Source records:
※ ※ ※

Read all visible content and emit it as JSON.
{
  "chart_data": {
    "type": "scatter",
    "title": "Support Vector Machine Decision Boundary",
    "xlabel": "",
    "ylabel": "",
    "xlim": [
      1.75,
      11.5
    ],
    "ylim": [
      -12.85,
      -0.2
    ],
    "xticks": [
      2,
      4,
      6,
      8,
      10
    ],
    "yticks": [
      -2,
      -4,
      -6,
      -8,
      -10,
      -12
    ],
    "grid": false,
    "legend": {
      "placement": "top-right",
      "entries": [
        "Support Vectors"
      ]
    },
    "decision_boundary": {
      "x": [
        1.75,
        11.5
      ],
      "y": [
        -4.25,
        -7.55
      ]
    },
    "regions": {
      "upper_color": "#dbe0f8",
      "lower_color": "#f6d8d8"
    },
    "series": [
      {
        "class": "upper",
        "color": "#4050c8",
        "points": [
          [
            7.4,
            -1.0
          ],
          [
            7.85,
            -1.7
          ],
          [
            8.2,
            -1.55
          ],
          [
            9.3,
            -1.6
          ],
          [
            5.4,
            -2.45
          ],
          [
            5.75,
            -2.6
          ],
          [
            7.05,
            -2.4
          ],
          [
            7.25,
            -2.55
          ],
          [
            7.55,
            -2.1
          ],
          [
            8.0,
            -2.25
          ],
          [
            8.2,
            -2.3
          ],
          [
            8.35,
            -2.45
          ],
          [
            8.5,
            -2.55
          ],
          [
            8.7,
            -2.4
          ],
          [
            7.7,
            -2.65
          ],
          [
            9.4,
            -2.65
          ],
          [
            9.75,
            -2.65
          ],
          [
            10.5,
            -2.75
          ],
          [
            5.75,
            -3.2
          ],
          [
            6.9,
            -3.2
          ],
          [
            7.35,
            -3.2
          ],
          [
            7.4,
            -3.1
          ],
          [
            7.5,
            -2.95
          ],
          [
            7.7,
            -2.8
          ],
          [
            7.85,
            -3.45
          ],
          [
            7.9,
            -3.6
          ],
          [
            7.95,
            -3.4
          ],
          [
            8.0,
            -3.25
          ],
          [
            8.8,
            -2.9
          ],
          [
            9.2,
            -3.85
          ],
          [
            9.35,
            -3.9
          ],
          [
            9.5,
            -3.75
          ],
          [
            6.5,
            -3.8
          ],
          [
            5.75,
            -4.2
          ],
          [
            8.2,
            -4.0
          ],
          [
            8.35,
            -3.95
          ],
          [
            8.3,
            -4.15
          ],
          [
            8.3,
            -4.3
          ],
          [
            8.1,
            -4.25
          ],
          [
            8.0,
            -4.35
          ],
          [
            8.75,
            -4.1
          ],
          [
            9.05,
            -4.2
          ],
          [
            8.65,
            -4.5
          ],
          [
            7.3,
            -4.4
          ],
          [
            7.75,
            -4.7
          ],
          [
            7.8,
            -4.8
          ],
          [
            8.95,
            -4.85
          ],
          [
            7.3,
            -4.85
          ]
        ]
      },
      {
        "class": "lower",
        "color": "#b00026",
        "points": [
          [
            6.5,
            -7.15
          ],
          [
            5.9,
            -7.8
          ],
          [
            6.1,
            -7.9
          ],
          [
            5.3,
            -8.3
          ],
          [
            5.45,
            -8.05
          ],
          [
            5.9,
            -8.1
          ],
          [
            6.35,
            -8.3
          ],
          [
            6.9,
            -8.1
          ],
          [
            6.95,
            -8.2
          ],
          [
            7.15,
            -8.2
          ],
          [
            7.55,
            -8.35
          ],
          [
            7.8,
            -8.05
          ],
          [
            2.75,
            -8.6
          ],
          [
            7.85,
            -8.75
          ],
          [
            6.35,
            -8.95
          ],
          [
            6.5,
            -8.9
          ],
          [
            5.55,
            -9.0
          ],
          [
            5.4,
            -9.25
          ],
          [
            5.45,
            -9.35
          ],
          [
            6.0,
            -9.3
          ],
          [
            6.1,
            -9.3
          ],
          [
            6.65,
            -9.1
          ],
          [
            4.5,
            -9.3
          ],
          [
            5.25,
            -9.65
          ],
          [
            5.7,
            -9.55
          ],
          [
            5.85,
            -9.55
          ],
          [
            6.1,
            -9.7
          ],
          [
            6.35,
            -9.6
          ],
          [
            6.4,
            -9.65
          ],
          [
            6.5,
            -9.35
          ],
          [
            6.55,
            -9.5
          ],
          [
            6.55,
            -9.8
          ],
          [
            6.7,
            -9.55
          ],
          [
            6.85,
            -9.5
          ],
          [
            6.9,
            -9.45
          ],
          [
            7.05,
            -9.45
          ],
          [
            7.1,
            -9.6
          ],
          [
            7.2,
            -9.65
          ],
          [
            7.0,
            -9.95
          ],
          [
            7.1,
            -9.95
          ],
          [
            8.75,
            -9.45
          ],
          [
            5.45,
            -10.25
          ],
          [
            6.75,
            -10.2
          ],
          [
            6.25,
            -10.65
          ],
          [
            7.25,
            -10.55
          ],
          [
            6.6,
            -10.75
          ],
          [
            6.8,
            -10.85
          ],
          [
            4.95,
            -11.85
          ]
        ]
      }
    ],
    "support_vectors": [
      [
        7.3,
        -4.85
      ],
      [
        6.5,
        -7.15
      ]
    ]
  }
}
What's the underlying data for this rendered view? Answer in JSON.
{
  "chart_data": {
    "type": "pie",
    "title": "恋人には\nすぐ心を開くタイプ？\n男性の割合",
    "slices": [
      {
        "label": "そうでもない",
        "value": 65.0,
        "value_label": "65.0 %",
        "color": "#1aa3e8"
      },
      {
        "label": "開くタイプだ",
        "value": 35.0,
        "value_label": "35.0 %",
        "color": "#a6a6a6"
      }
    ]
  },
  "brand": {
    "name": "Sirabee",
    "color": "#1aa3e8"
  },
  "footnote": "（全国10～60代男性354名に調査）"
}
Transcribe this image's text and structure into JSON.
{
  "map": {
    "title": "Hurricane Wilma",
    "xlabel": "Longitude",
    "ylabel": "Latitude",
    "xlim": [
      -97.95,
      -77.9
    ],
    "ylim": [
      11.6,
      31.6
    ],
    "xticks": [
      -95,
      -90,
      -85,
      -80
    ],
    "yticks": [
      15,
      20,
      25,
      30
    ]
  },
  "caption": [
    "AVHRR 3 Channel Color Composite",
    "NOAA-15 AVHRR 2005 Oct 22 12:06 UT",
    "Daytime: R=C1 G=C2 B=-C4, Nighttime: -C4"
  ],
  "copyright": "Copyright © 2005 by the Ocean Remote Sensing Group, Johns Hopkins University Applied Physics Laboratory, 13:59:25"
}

※ ※ ※

Track down every line of the material containing the string "title", and copy it.

    "title": "Support Vector Machine Decision Boundary",
    "title": "恋人には\nすぐ心を開くタイプ？\n男性の割合",
    "title": "Hurricane Wilma",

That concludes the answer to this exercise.